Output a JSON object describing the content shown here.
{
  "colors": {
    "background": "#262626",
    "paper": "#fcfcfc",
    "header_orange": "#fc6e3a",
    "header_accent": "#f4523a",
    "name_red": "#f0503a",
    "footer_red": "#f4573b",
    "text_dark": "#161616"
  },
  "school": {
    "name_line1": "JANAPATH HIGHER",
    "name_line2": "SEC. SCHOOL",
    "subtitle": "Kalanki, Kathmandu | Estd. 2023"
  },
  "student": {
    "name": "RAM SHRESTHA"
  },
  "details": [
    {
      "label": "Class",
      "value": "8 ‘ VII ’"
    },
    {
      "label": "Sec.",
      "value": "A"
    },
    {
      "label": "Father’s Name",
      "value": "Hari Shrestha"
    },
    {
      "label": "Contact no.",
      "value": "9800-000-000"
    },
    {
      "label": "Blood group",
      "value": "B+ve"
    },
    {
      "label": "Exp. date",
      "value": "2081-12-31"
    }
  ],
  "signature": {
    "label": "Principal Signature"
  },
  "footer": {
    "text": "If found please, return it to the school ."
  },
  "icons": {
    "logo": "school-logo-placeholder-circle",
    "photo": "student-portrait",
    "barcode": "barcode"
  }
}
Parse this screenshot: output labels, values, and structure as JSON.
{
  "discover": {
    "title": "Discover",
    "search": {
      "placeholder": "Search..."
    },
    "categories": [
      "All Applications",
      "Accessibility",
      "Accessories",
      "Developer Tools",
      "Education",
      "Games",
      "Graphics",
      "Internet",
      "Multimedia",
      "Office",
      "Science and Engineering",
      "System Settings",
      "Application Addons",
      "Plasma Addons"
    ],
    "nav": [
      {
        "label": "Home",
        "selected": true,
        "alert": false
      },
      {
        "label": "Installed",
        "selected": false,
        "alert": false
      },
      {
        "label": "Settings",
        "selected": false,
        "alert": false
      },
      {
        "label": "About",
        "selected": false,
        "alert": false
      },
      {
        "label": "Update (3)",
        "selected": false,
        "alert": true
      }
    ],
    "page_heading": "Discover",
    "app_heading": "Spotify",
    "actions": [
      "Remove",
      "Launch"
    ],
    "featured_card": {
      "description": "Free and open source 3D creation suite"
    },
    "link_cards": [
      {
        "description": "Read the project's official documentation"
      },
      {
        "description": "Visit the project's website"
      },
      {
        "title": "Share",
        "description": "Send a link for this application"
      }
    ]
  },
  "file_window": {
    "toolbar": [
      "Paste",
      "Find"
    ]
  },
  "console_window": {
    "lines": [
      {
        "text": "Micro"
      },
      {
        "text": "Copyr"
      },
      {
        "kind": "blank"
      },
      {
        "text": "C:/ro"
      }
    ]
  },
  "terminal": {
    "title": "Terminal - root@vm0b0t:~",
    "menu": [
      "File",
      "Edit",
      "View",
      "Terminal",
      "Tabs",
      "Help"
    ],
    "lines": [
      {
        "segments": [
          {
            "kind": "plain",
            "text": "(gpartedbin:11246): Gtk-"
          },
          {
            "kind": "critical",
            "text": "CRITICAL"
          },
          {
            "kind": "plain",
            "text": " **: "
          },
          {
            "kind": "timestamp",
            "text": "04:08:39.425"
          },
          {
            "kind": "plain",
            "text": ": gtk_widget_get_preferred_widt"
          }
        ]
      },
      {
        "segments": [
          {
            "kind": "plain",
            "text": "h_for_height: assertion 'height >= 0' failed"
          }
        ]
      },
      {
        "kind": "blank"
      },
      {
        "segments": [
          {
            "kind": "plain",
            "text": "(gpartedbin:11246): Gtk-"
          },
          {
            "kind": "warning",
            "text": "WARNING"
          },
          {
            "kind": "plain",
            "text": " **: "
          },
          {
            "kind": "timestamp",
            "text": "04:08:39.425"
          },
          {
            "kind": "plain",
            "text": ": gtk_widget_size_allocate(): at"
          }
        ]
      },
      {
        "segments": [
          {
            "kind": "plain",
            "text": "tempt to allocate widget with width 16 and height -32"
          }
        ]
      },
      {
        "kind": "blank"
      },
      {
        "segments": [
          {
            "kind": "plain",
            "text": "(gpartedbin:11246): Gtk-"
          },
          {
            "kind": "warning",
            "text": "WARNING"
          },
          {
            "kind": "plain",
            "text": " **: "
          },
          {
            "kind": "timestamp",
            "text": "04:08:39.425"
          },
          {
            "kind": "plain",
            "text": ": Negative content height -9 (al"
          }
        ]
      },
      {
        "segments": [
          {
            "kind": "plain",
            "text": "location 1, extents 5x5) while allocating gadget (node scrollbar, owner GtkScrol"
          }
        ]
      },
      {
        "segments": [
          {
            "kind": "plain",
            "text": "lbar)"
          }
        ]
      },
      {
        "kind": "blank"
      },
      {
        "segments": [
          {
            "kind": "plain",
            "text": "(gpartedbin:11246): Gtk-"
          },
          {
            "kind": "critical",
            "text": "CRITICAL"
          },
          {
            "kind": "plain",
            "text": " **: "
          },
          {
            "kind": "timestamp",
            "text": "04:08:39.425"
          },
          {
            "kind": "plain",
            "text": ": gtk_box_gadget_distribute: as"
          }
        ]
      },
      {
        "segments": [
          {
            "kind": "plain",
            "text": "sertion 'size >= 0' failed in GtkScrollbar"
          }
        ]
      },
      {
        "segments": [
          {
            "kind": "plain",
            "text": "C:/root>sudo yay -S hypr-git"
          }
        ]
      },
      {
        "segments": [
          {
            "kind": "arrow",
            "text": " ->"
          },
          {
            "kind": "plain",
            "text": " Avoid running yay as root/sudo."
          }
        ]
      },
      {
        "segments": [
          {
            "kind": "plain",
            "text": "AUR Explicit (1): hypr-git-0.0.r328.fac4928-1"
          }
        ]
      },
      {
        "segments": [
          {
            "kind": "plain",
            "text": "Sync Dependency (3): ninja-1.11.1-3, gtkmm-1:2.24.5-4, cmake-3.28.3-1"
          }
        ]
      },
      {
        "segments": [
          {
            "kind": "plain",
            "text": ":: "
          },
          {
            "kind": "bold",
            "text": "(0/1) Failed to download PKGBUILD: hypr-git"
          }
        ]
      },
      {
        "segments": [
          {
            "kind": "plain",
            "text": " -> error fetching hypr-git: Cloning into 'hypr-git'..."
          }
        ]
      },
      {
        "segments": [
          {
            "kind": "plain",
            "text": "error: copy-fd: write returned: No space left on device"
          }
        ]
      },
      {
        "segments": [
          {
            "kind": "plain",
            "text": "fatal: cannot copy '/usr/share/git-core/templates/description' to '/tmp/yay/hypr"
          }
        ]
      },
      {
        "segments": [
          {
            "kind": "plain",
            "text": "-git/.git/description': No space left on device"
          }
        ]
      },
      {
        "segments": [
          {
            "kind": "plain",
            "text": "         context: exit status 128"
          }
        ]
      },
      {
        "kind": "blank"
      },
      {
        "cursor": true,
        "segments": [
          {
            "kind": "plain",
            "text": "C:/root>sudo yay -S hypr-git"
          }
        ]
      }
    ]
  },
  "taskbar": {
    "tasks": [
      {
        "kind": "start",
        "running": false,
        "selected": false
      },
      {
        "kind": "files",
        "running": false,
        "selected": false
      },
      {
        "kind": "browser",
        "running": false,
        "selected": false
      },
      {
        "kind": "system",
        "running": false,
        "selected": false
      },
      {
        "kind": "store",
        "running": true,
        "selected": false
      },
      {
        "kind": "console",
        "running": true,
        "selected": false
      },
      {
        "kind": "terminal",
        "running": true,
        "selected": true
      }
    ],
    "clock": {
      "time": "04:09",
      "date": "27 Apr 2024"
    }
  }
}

EXERCISE GOAL:
Make a list of all lines in the data that contain "space".

SOLUTION FOR THIS EXERCISE:
            "text": "error: copy-fd: write returned: No space left on device"
            "text": "-git/.git/description': No space left on device"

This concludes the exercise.